▶ [What to do] Each line containing the string "unit" should be copied out of the entries.

▶ [Page text entries]

# # # # #

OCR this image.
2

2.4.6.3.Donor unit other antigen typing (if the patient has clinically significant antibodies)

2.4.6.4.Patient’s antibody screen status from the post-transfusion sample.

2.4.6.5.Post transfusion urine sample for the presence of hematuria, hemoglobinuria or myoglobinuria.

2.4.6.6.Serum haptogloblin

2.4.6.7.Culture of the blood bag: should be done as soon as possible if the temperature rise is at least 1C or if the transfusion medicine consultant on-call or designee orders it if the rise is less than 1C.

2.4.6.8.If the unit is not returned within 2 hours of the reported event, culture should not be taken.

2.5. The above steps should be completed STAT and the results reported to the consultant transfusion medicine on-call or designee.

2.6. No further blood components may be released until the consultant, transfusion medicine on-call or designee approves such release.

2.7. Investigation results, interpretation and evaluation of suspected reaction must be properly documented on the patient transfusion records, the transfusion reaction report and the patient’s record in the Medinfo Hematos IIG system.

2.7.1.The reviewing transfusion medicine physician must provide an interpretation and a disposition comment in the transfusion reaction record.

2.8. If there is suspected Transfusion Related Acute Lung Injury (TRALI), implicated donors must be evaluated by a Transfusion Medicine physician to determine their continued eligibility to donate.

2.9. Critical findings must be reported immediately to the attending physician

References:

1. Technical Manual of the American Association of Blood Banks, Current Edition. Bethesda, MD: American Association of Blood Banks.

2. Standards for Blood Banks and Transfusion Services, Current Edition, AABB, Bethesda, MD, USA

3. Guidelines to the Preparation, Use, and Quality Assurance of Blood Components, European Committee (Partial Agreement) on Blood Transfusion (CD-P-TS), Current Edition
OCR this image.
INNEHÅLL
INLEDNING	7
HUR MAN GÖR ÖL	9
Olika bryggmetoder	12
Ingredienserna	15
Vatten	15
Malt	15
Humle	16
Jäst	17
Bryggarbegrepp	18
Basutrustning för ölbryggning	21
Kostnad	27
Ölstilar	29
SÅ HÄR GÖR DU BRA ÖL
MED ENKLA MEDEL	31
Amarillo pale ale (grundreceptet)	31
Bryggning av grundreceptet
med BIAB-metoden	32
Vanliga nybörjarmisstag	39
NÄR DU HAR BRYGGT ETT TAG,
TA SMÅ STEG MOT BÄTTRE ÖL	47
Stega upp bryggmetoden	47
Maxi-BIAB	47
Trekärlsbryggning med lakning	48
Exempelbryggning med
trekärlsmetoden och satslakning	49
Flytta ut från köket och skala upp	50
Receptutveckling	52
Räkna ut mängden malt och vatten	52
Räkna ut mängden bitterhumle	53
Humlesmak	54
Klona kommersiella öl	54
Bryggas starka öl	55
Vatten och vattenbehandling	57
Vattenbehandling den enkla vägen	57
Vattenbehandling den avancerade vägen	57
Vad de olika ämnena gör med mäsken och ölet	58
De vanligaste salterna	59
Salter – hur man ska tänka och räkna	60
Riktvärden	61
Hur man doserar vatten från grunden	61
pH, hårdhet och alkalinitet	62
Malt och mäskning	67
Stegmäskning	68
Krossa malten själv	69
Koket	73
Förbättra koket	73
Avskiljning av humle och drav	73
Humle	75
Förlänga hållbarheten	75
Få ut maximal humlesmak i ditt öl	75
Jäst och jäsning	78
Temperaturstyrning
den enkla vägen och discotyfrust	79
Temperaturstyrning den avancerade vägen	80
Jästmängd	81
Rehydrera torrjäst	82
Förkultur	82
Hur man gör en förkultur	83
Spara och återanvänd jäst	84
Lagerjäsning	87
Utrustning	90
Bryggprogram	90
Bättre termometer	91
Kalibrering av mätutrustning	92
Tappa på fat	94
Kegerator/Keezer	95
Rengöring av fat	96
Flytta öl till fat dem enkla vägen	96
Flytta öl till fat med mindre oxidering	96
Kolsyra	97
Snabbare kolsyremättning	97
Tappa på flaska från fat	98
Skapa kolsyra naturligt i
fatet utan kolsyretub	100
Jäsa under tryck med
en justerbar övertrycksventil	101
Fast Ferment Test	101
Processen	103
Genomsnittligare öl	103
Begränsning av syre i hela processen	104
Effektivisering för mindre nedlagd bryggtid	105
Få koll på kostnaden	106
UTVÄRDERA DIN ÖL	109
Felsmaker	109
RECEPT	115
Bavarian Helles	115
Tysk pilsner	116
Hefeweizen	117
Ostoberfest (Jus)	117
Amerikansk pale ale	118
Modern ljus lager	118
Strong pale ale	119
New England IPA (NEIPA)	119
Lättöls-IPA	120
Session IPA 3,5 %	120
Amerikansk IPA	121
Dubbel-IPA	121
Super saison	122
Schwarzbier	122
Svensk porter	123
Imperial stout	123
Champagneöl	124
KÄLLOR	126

# # # # #

▶ [Answer to this problem]
2.4.6.3.Donor unit other antigen typing (if the patient has clinically significant antibodies)
2.4.6.8.If the unit is not returned within 2 hours of the reported event, culture should not be taken.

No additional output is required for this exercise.